_What you will do:_ Copy the entries below exactly. Images do not belong in the copy.

_Stored data:_
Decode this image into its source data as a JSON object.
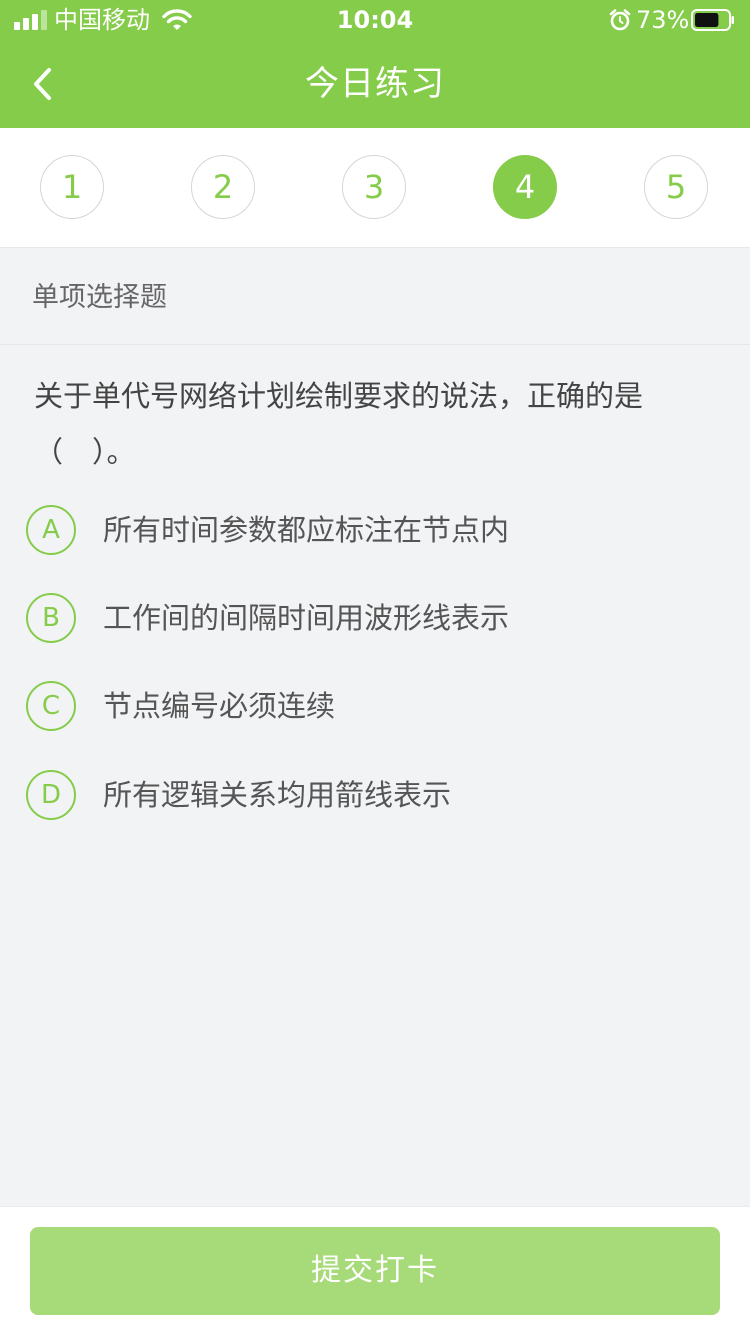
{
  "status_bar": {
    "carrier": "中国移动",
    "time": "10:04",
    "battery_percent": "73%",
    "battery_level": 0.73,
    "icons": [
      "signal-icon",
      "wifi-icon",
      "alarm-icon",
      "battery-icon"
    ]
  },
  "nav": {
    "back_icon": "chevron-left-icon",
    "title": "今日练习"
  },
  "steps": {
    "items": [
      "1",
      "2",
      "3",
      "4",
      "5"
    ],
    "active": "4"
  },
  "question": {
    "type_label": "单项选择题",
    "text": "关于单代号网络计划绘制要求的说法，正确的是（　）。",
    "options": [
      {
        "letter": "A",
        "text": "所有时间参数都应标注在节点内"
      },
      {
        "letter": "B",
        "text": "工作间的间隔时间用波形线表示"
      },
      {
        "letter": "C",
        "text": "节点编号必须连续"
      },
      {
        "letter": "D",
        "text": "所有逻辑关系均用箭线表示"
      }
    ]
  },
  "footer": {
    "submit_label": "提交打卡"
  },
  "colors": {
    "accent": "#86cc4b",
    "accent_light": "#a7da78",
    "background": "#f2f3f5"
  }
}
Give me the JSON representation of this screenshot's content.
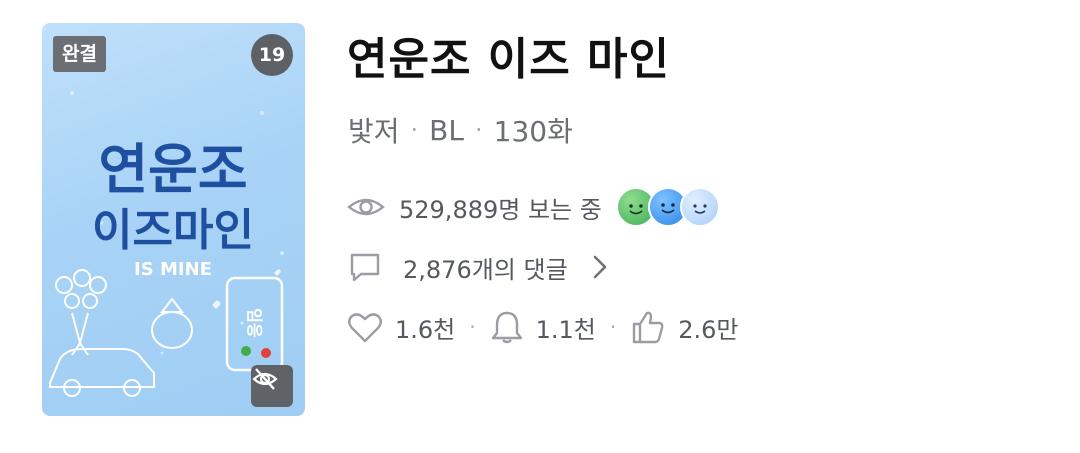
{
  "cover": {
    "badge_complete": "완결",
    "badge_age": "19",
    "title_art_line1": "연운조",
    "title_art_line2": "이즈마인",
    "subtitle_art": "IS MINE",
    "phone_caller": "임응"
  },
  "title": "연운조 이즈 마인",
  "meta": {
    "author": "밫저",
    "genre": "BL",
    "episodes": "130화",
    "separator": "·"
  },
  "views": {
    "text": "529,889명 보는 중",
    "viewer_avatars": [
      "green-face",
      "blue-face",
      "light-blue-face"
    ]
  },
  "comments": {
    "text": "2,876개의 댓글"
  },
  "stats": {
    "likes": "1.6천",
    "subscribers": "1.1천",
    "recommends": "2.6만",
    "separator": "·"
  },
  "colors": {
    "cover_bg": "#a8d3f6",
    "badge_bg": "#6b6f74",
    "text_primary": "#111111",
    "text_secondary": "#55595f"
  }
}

_Right answer:_
Decode this image into its source data as a JSON object.
{
  "status_bar": {
    "carrier": "中国移动",
    "time": "10:04",
    "battery_percent": "73%",
    "battery_level": 0.73,
    "icons": [
      "signal-icon",
      "wifi-icon",
      "alarm-icon",
      "battery-icon"
    ]
  },
  "nav": {
    "back_icon": "chevron-left-icon",
    "title": "今日练习"
  },
  "steps": {
    "items": [
      "1",
      "2",
      "3",
      "4",
      "5"
    ],
    "active": "4"
  },
  "question": {
    "type_label": "单项选择题",
    "text": "关于单代号网络计划绘制要求的说法，正确的是（　）。",
    "options": [
      {
        "letter": "A",
        "text": "所有时间参数都应标注在节点内"
      },
      {
        "letter": "B",
        "text": "工作间的间隔时间用波形线表示"
      },
      {
        "letter": "C",
        "text": "节点编号必须连续"
      },
      {
        "letter": "D",
        "text": "所有逻辑关系均用箭线表示"
      }
    ]
  },
  "footer": {
    "submit_label": "提交打卡"
  },
  "colors": {
    "accent": "#86cc4b",
    "accent_light": "#a7da78",
    "background": "#f2f3f5"
  }
}
Give me the JSON representation of this screenshot's content.
{
  "cover": {
    "badge_complete": "완결",
    "badge_age": "19",
    "title_art_line1": "연운조",
    "title_art_line2": "이즈마인",
    "subtitle_art": "IS MINE",
    "phone_caller": "임응"
  },
  "title": "연운조 이즈 마인",
  "meta": {
    "author": "밫저",
    "genre": "BL",
    "episodes": "130화",
    "separator": "·"
  },
  "views": {
    "text": "529,889명 보는 중",
    "viewer_avatars": [
      "green-face",
      "blue-face",
      "light-blue-face"
    ]
  },
  "comments": {
    "text": "2,876개의 댓글"
  },
  "stats": {
    "likes": "1.6천",
    "subscribers": "1.1천",
    "recommends": "2.6만",
    "separator": "·"
  },
  "colors": {
    "cover_bg": "#a8d3f6",
    "badge_bg": "#6b6f74",
    "text_primary": "#111111",
    "text_secondary": "#55595f"
  }
}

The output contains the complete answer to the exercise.